- **Data items**

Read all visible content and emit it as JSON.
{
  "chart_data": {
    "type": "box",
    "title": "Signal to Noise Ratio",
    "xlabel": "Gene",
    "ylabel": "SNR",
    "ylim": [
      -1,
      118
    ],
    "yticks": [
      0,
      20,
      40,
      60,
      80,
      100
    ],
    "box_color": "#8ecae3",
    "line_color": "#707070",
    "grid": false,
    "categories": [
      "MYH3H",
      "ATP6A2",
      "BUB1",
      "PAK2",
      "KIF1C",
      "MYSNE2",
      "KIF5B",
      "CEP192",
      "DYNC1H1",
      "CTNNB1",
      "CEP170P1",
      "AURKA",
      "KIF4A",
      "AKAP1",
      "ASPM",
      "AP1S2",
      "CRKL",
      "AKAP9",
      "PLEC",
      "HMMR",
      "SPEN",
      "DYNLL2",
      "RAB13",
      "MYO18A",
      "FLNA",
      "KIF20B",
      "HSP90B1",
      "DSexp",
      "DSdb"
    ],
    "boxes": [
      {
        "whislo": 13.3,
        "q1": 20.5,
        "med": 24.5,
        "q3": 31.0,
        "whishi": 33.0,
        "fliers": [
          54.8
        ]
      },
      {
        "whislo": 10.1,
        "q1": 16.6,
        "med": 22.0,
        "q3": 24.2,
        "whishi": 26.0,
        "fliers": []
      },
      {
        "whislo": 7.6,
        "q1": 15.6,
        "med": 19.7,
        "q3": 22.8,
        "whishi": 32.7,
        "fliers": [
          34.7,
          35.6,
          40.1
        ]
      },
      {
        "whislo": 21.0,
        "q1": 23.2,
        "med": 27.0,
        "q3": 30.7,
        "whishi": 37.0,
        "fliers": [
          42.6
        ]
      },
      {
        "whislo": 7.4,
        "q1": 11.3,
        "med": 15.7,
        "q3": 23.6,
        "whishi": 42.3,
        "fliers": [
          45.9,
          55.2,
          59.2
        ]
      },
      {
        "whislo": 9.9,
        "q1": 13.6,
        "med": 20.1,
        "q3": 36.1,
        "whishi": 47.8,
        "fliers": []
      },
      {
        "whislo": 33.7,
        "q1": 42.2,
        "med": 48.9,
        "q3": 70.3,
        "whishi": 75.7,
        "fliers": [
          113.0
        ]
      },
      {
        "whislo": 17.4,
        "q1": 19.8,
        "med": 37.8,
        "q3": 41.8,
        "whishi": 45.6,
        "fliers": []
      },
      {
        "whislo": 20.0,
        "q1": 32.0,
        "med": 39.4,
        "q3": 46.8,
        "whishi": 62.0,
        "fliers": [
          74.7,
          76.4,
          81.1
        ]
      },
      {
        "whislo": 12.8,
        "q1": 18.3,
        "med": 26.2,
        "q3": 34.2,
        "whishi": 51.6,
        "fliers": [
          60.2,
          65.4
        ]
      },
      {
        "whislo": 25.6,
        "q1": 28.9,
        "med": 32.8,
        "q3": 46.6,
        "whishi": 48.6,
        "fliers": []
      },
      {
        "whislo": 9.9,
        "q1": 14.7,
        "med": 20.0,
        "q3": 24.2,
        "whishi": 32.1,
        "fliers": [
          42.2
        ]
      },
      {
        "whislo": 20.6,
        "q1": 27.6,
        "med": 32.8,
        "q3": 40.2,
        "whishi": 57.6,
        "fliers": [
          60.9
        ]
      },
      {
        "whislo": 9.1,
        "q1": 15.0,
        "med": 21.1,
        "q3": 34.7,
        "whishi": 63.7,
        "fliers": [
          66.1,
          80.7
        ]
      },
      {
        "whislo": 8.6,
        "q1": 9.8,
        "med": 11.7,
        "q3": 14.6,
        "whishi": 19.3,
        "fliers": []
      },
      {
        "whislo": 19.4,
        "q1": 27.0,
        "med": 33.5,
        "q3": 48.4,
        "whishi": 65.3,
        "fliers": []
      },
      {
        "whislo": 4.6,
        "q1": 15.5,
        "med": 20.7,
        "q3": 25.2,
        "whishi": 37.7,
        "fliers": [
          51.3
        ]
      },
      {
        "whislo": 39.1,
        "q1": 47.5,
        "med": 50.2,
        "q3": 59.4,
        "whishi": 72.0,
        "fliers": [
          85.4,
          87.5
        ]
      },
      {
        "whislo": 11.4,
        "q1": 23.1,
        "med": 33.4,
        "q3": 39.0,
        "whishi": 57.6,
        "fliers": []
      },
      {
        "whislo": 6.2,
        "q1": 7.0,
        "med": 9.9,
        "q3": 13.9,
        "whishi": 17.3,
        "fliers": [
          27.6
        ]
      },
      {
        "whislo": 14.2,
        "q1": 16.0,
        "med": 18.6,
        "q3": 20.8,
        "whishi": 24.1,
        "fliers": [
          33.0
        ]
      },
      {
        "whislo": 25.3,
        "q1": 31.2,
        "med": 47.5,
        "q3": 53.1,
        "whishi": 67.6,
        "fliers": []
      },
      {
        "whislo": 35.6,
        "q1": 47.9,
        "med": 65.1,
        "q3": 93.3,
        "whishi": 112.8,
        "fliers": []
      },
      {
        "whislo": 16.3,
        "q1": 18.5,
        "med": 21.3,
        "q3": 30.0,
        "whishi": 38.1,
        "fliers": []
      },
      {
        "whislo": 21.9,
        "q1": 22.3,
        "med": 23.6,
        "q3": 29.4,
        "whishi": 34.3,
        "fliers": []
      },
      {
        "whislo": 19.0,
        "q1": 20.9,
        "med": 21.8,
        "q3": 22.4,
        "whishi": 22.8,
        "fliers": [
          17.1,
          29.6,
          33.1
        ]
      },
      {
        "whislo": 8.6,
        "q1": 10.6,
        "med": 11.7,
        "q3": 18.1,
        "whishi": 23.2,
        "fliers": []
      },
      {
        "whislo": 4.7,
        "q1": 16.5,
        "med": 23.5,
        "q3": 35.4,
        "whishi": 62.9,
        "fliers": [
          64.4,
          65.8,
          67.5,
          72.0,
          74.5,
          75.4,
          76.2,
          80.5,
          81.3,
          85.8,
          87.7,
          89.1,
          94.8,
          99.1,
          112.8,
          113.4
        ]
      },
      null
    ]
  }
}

- **Stated problem**
Copy the records above exactly.

- **Response to the task**
Read all visible content and emit it as JSON.
{
  "chart_data": {
    "type": "box",
    "title": "Signal to Noise Ratio",
    "xlabel": "Gene",
    "ylabel": "SNR",
    "ylim": [
      -1,
      118
    ],
    "yticks": [
      0,
      20,
      40,
      60,
      80,
      100
    ],
    "box_color": "#8ecae3",
    "line_color": "#707070",
    "grid": false,
    "categories": [
      "MYH3H",
      "ATP6A2",
      "BUB1",
      "PAK2",
      "KIF1C",
      "MYSNE2",
      "KIF5B",
      "CEP192",
      "DYNC1H1",
      "CTNNB1",
      "CEP170P1",
      "AURKA",
      "KIF4A",
      "AKAP1",
      "ASPM",
      "AP1S2",
      "CRKL",
      "AKAP9",
      "PLEC",
      "HMMR",
      "SPEN",
      "DYNLL2",
      "RAB13",
      "MYO18A",
      "FLNA",
      "KIF20B",
      "HSP90B1",
      "DSexp",
      "DSdb"
    ],
    "boxes": [
      {
        "whislo": 13.3,
        "q1": 20.5,
        "med": 24.5,
        "q3": 31.0,
        "whishi": 33.0,
        "fliers": [
          54.8
        ]
      },
      {
        "whislo": 10.1,
        "q1": 16.6,
        "med": 22.0,
        "q3": 24.2,
        "whishi": 26.0,
        "fliers": []
      },
      {
        "whislo": 7.6,
        "q1": 15.6,
        "med": 19.7,
        "q3": 22.8,
        "whishi": 32.7,
        "fliers": [
          34.7,
          35.6,
          40.1
        ]
      },
      {
        "whislo": 21.0,
        "q1": 23.2,
        "med": 27.0,
        "q3": 30.7,
        "whishi": 37.0,
        "fliers": [
          42.6
        ]
      },
      {
        "whislo": 7.4,
        "q1": 11.3,
        "med": 15.7,
        "q3": 23.6,
        "whishi": 42.3,
        "fliers": [
          45.9,
          55.2,
          59.2
        ]
      },
      {
        "whislo": 9.9,
        "q1": 13.6,
        "med": 20.1,
        "q3": 36.1,
        "whishi": 47.8,
        "fliers": []
      },
      {
        "whislo": 33.7,
        "q1": 42.2,
        "med": 48.9,
        "q3": 70.3,
        "whishi": 75.7,
        "fliers": [
          113.0
        ]
      },
      {
        "whislo": 17.4,
        "q1": 19.8,
        "med": 37.8,
        "q3": 41.8,
        "whishi": 45.6,
        "fliers": []
      },
      {
        "whislo": 20.0,
        "q1": 32.0,
        "med": 39.4,
        "q3": 46.8,
        "whishi": 62.0,
        "fliers": [
          74.7,
          76.4,
          81.1
        ]
      },
      {
        "whislo": 12.8,
        "q1": 18.3,
        "med": 26.2,
        "q3": 34.2,
        "whishi": 51.6,
        "fliers": [
          60.2,
          65.4
        ]
      },
      {
        "whislo": 25.6,
        "q1": 28.9,
        "med": 32.8,
        "q3": 46.6,
        "whishi": 48.6,
        "fliers": []
      },
      {
        "whislo": 9.9,
        "q1": 14.7,
        "med": 20.0,
        "q3": 24.2,
        "whishi": 32.1,
        "fliers": [
          42.2
        ]
      },
      {
        "whislo": 20.6,
        "q1": 27.6,
        "med": 32.8,
        "q3": 40.2,
        "whishi": 57.6,
        "fliers": [
          60.9
        ]
      },
      {
        "whislo": 9.1,
        "q1": 15.0,
        "med": 21.1,
        "q3": 34.7,
        "whishi": 63.7,
        "fliers": [
          66.1,
          80.7
        ]
      },
      {
        "whislo": 8.6,
        "q1": 9.8,
        "med": 11.7,
        "q3": 14.6,
        "whishi": 19.3,
        "fliers": []
      },
      {
        "whislo": 19.4,
        "q1": 27.0,
        "med": 33.5,
        "q3": 48.4,
        "whishi": 65.3,
        "fliers": []
      },
      {
        "whislo": 4.6,
        "q1": 15.5,
        "med": 20.7,
        "q3": 25.2,
        "whishi": 37.7,
        "fliers": [
          51.3
        ]
      },
      {
        "whislo": 39.1,
        "q1": 47.5,
        "med": 50.2,
        "q3": 59.4,
        "whishi": 72.0,
        "fliers": [
          85.4,
          87.5
        ]
      },
      {
        "whislo": 11.4,
        "q1": 23.1,
        "med": 33.4,
        "q3": 39.0,
        "whishi": 57.6,
        "fliers": []
      },
      {
        "whislo": 6.2,
        "q1": 7.0,
        "med": 9.9,
        "q3": 13.9,
        "whishi": 17.3,
        "fliers": [
          27.6
        ]
      },
      {
        "whislo": 14.2,
        "q1": 16.0,
        "med": 18.6,
        "q3": 20.8,
        "whishi": 24.1,
        "fliers": [
          33.0
        ]
      },
      {
        "whislo": 25.3,
        "q1": 31.2,
        "med": 47.5,
        "q3": 53.1,
        "whishi": 67.6,
        "fliers": []
      },
      {
        "whislo": 35.6,
        "q1": 47.9,
        "med": 65.1,
        "q3": 93.3,
        "whishi": 112.8,
        "fliers": []
      },
      {
        "whislo": 16.3,
        "q1": 18.5,
        "med": 21.3,
        "q3": 30.0,
        "whishi": 38.1,
        "fliers": []
      },
      {
        "whislo": 21.9,
        "q1": 22.3,
        "med": 23.6,
        "q3": 29.4,
        "whishi": 34.3,
        "fliers": []
      },
      {
        "whislo": 19.0,
        "q1": 20.9,
        "med": 21.8,
        "q3": 22.4,
        "whishi": 22.8,
        "fliers": [
          17.1,
          29.6,
          33.1
        ]
      },
      {
        "whislo": 8.6,
        "q1": 10.6,
        "med": 11.7,
        "q3": 18.1,
        "whishi": 23.2,
        "fliers": []
      },
      {
        "whislo": 4.7,
        "q1": 16.5,
        "med": 23.5,
        "q3": 35.4,
        "whishi": 62.9,
        "fliers": [
          64.4,
          65.8,
          67.5,
          72.0,
          74.5,
          75.4,
          76.2,
          80.5,
          81.3,
          85.8,
          87.7,
          89.1,
          94.8,
          99.1,
          112.8,
          113.4
        ]
      },
      null
    ]
  }
}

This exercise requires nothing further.